- **Dataset extract**
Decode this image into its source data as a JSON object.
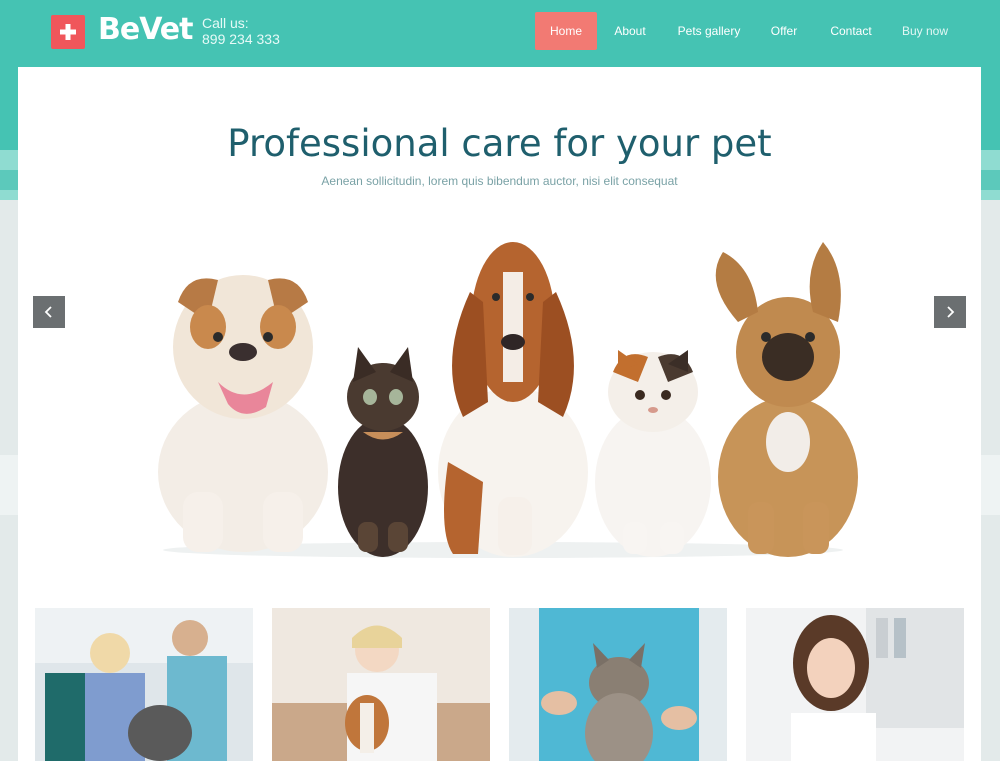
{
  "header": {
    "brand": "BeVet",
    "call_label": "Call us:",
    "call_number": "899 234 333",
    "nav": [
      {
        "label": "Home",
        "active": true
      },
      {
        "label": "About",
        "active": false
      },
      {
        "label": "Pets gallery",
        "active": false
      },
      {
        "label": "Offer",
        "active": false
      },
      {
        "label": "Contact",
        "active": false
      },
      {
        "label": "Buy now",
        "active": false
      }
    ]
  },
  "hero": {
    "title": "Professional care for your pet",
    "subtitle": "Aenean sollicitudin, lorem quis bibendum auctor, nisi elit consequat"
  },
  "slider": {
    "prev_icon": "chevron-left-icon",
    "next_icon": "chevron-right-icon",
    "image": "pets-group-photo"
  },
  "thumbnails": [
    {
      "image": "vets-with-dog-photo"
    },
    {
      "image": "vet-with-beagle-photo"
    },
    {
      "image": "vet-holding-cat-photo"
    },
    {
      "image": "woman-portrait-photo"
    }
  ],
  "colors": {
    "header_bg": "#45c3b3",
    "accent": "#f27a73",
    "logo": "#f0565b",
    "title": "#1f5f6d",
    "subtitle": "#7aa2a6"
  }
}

==

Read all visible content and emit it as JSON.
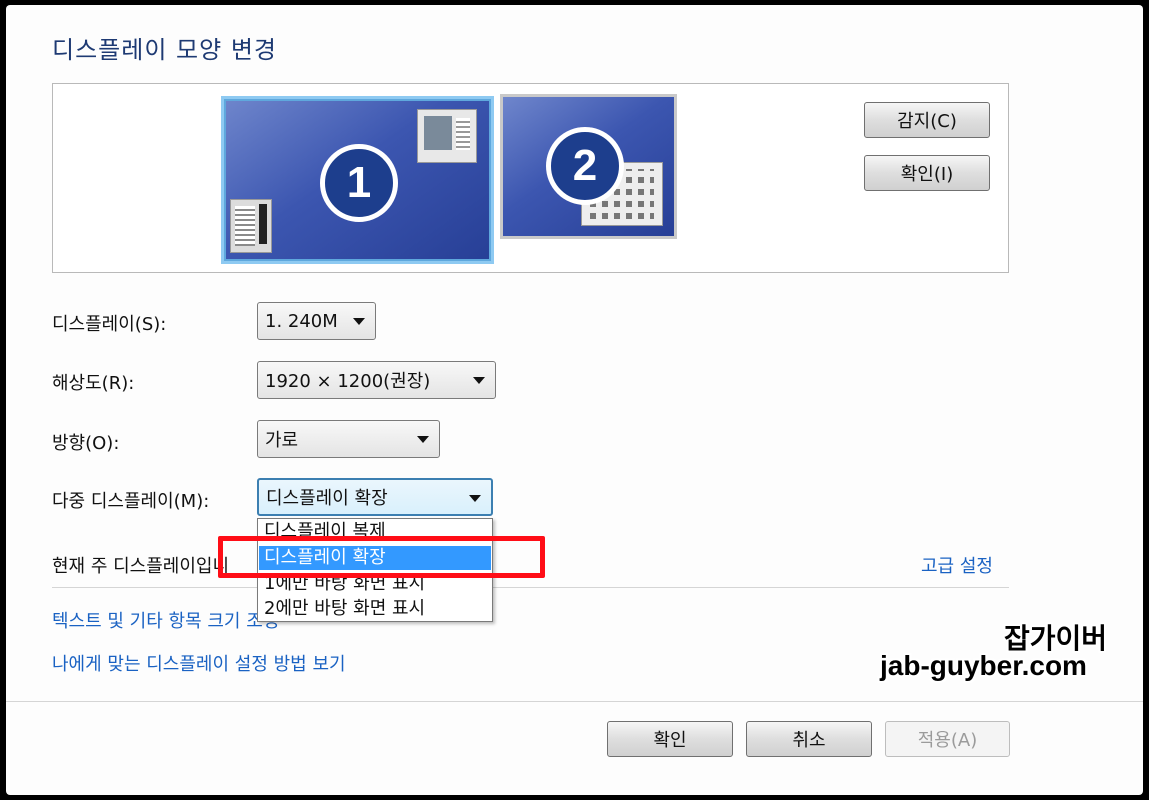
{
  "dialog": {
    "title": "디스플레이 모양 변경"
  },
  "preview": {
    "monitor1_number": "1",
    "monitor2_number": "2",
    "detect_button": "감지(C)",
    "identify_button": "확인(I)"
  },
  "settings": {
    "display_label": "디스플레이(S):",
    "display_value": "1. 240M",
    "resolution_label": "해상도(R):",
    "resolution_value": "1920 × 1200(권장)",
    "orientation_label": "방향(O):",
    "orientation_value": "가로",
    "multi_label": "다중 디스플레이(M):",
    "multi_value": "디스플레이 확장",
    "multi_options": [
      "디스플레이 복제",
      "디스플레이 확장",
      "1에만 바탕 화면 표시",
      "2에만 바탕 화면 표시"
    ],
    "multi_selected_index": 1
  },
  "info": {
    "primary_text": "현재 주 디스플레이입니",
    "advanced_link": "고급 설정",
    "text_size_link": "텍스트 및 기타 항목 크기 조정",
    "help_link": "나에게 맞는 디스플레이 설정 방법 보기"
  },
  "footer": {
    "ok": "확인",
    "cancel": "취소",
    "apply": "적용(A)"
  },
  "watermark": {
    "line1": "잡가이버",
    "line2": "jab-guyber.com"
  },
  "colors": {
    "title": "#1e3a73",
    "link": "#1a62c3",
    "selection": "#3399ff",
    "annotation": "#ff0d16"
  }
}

* * *

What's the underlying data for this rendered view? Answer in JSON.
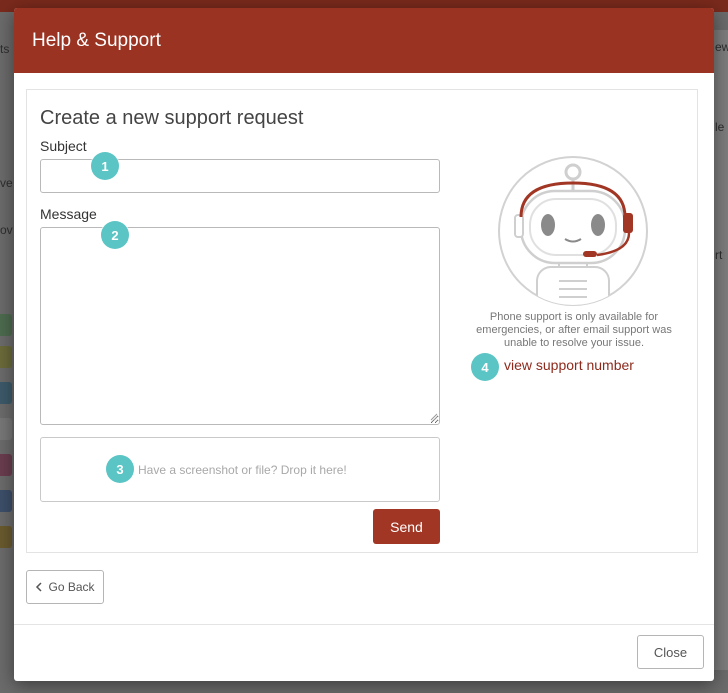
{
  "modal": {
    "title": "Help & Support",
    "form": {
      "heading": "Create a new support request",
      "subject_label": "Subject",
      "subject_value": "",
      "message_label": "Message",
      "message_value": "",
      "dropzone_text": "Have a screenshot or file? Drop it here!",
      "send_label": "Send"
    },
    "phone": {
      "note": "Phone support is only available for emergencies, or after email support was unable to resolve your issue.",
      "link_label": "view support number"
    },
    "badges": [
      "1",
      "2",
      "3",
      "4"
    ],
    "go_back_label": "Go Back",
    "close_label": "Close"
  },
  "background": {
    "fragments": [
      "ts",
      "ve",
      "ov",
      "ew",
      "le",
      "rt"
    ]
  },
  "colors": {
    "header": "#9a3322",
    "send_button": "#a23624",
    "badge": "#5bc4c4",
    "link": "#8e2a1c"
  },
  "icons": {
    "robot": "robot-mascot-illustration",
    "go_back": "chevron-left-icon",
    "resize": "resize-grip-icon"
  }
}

- **Exercise goal**
Say the number of lines in the listing that hold "left", with no added words.

- **Output below**
2